Requirement:
Repeat each record below exactly, dropping the pictures.

Input material:

[start]

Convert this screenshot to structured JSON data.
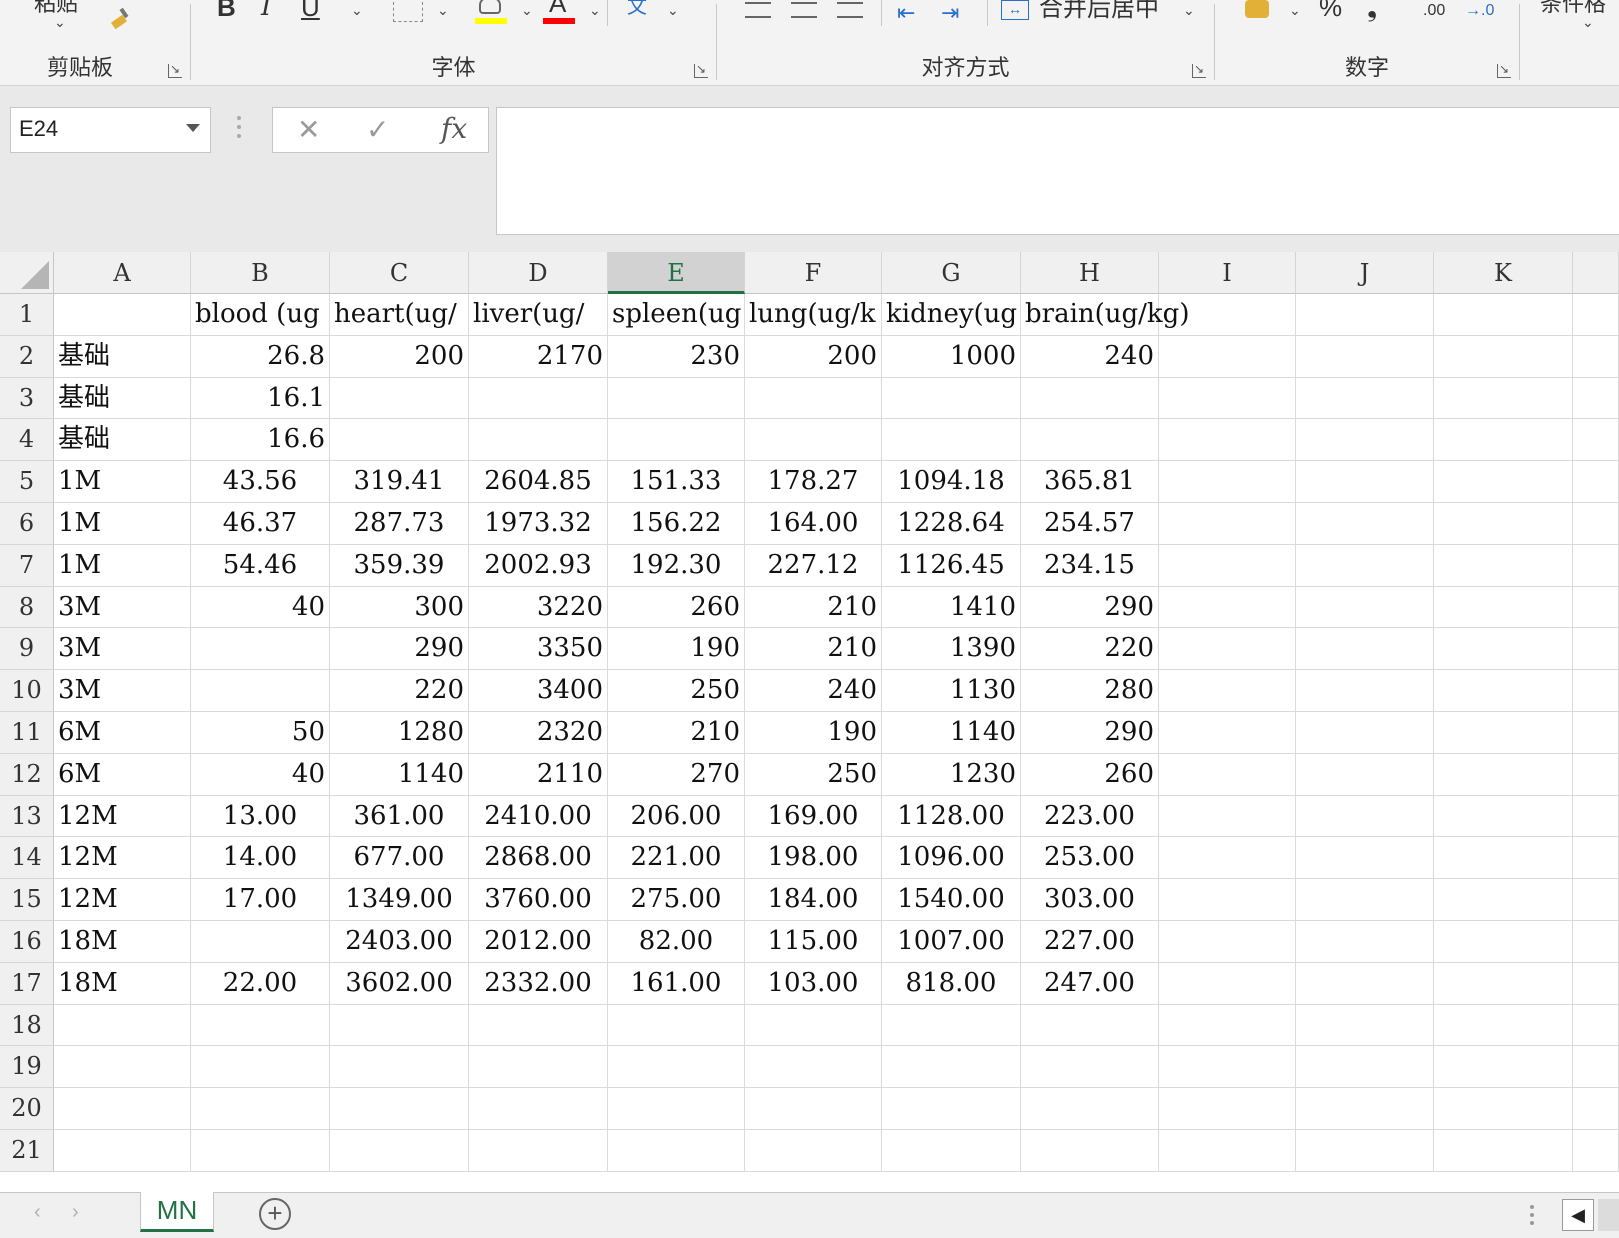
{
  "ribbon": {
    "clipboard": {
      "label": "剪贴板",
      "paste_label": "粘贴"
    },
    "font": {
      "label": "字体",
      "bold": "B",
      "italic": "I",
      "underline": "U",
      "font_color_glyph": "A",
      "phonetic_glyph": "文"
    },
    "alignment": {
      "label": "对齐方式",
      "merge_center": "合并后居中"
    },
    "number": {
      "label": "数字",
      "percent": "%",
      "comma": "❟",
      "inc_decimal": ".00",
      "dec_decimal": "→.0"
    },
    "styles": {
      "partial_label": "条件格"
    },
    "colors": {
      "highlight": "#ffff00",
      "font_color": "#ff0000"
    }
  },
  "formula_bar": {
    "name_box": "E24",
    "cancel_icon": "close-icon",
    "enter_icon": "check-icon",
    "fx_label": "fx",
    "formula_value": ""
  },
  "columns": [
    "A",
    "B",
    "C",
    "D",
    "E",
    "F",
    "G",
    "H",
    "I",
    "J",
    "K"
  ],
  "selected_column": "E",
  "rows": [
    {
      "n": "1",
      "cells": [
        "",
        "blood (ug",
        "heart(ug/",
        "liver(ug/",
        "spleen(ug",
        "lung(ug/k",
        "kidney(ug",
        "brain(ug/kg)"
      ]
    },
    {
      "n": "2",
      "cells": [
        "基础",
        "26.8",
        "200",
        "2170",
        "230",
        "200",
        "1000",
        "240"
      ]
    },
    {
      "n": "3",
      "cells": [
        "基础",
        "16.1",
        "",
        "",
        "",
        "",
        "",
        ""
      ]
    },
    {
      "n": "4",
      "cells": [
        "基础",
        "16.6",
        "",
        "",
        "",
        "",
        "",
        ""
      ]
    },
    {
      "n": "5",
      "cells": [
        "1M",
        "43.56",
        "319.41",
        "2604.85",
        "151.33",
        "178.27",
        "1094.18",
        "365.81"
      ]
    },
    {
      "n": "6",
      "cells": [
        "1M",
        "46.37",
        "287.73",
        "1973.32",
        "156.22",
        "164.00",
        "1228.64",
        "254.57"
      ]
    },
    {
      "n": "7",
      "cells": [
        "1M",
        "54.46",
        "359.39",
        "2002.93",
        "192.30",
        "227.12",
        "1126.45",
        "234.15"
      ]
    },
    {
      "n": "8",
      "cells": [
        "3M",
        "40",
        "300",
        "3220",
        "260",
        "210",
        "1410",
        "290"
      ]
    },
    {
      "n": "9",
      "cells": [
        "3M",
        "",
        "290",
        "3350",
        "190",
        "210",
        "1390",
        "220"
      ]
    },
    {
      "n": "10",
      "cells": [
        "3M",
        "",
        "220",
        "3400",
        "250",
        "240",
        "1130",
        "280"
      ]
    },
    {
      "n": "11",
      "cells": [
        "6M",
        "50",
        "1280",
        "2320",
        "210",
        "190",
        "1140",
        "290"
      ]
    },
    {
      "n": "12",
      "cells": [
        "6M",
        "40",
        "1140",
        "2110",
        "270",
        "250",
        "1230",
        "260"
      ]
    },
    {
      "n": "13",
      "cells": [
        "12M",
        "13.00",
        "361.00",
        "2410.00",
        "206.00",
        "169.00",
        "1128.00",
        "223.00"
      ]
    },
    {
      "n": "14",
      "cells": [
        "12M",
        "14.00",
        "677.00",
        "2868.00",
        "221.00",
        "198.00",
        "1096.00",
        "253.00"
      ]
    },
    {
      "n": "15",
      "cells": [
        "12M",
        "17.00",
        "1349.00",
        "3760.00",
        "275.00",
        "184.00",
        "1540.00",
        "303.00"
      ]
    },
    {
      "n": "16",
      "cells": [
        "18M",
        "",
        "2403.00",
        "2012.00",
        "82.00",
        "115.00",
        "1007.00",
        "227.00"
      ]
    },
    {
      "n": "17",
      "cells": [
        "18M",
        "22.00",
        "3602.00",
        "2332.00",
        "161.00",
        "103.00",
        "818.00",
        "247.00"
      ]
    },
    {
      "n": "18",
      "cells": [
        "",
        "",
        "",
        "",
        "",
        "",
        "",
        ""
      ]
    },
    {
      "n": "19",
      "cells": [
        "",
        "",
        "",
        "",
        "",
        "",
        "",
        ""
      ]
    },
    {
      "n": "20",
      "cells": [
        "",
        "",
        "",
        "",
        "",
        "",
        "",
        ""
      ]
    },
    {
      "n": "21",
      "cells": [
        "",
        "",
        "",
        "",
        "",
        "",
        "",
        ""
      ]
    }
  ],
  "sheet_tabs": [
    {
      "label": "MN",
      "active": true
    }
  ],
  "add_sheet_label": "+"
}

[end]

In response:
Convert this screenshot to structured JSON data.
{
  "ribbon": {
    "clipboard": {
      "label": "剪贴板",
      "paste_label": "粘贴"
    },
    "font": {
      "label": "字体",
      "bold": "B",
      "italic": "I",
      "underline": "U",
      "font_color_glyph": "A",
      "phonetic_glyph": "文"
    },
    "alignment": {
      "label": "对齐方式",
      "merge_center": "合并后居中"
    },
    "number": {
      "label": "数字",
      "percent": "%",
      "comma": "❟",
      "inc_decimal": ".00",
      "dec_decimal": "→.0"
    },
    "styles": {
      "partial_label": "条件格"
    },
    "colors": {
      "highlight": "#ffff00",
      "font_color": "#ff0000"
    }
  },
  "formula_bar": {
    "name_box": "E24",
    "cancel_icon": "close-icon",
    "enter_icon": "check-icon",
    "fx_label": "fx",
    "formula_value": ""
  },
  "columns": [
    "A",
    "B",
    "C",
    "D",
    "E",
    "F",
    "G",
    "H",
    "I",
    "J",
    "K"
  ],
  "selected_column": "E",
  "rows": [
    {
      "n": "1",
      "cells": [
        "",
        "blood (ug",
        "heart(ug/",
        "liver(ug/",
        "spleen(ug",
        "lung(ug/k",
        "kidney(ug",
        "brain(ug/kg)"
      ]
    },
    {
      "n": "2",
      "cells": [
        "基础",
        "26.8",
        "200",
        "2170",
        "230",
        "200",
        "1000",
        "240"
      ]
    },
    {
      "n": "3",
      "cells": [
        "基础",
        "16.1",
        "",
        "",
        "",
        "",
        "",
        ""
      ]
    },
    {
      "n": "4",
      "cells": [
        "基础",
        "16.6",
        "",
        "",
        "",
        "",
        "",
        ""
      ]
    },
    {
      "n": "5",
      "cells": [
        "1M",
        "43.56",
        "319.41",
        "2604.85",
        "151.33",
        "178.27",
        "1094.18",
        "365.81"
      ]
    },
    {
      "n": "6",
      "cells": [
        "1M",
        "46.37",
        "287.73",
        "1973.32",
        "156.22",
        "164.00",
        "1228.64",
        "254.57"
      ]
    },
    {
      "n": "7",
      "cells": [
        "1M",
        "54.46",
        "359.39",
        "2002.93",
        "192.30",
        "227.12",
        "1126.45",
        "234.15"
      ]
    },
    {
      "n": "8",
      "cells": [
        "3M",
        "40",
        "300",
        "3220",
        "260",
        "210",
        "1410",
        "290"
      ]
    },
    {
      "n": "9",
      "cells": [
        "3M",
        "",
        "290",
        "3350",
        "190",
        "210",
        "1390",
        "220"
      ]
    },
    {
      "n": "10",
      "cells": [
        "3M",
        "",
        "220",
        "3400",
        "250",
        "240",
        "1130",
        "280"
      ]
    },
    {
      "n": "11",
      "cells": [
        "6M",
        "50",
        "1280",
        "2320",
        "210",
        "190",
        "1140",
        "290"
      ]
    },
    {
      "n": "12",
      "cells": [
        "6M",
        "40",
        "1140",
        "2110",
        "270",
        "250",
        "1230",
        "260"
      ]
    },
    {
      "n": "13",
      "cells": [
        "12M",
        "13.00",
        "361.00",
        "2410.00",
        "206.00",
        "169.00",
        "1128.00",
        "223.00"
      ]
    },
    {
      "n": "14",
      "cells": [
        "12M",
        "14.00",
        "677.00",
        "2868.00",
        "221.00",
        "198.00",
        "1096.00",
        "253.00"
      ]
    },
    {
      "n": "15",
      "cells": [
        "12M",
        "17.00",
        "1349.00",
        "3760.00",
        "275.00",
        "184.00",
        "1540.00",
        "303.00"
      ]
    },
    {
      "n": "16",
      "cells": [
        "18M",
        "",
        "2403.00",
        "2012.00",
        "82.00",
        "115.00",
        "1007.00",
        "227.00"
      ]
    },
    {
      "n": "17",
      "cells": [
        "18M",
        "22.00",
        "3602.00",
        "2332.00",
        "161.00",
        "103.00",
        "818.00",
        "247.00"
      ]
    },
    {
      "n": "18",
      "cells": [
        "",
        "",
        "",
        "",
        "",
        "",
        "",
        ""
      ]
    },
    {
      "n": "19",
      "cells": [
        "",
        "",
        "",
        "",
        "",
        "",
        "",
        ""
      ]
    },
    {
      "n": "20",
      "cells": [
        "",
        "",
        "",
        "",
        "",
        "",
        "",
        ""
      ]
    },
    {
      "n": "21",
      "cells": [
        "",
        "",
        "",
        "",
        "",
        "",
        "",
        ""
      ]
    }
  ],
  "sheet_tabs": [
    {
      "label": "MN",
      "active": true
    }
  ],
  "add_sheet_label": "+"
}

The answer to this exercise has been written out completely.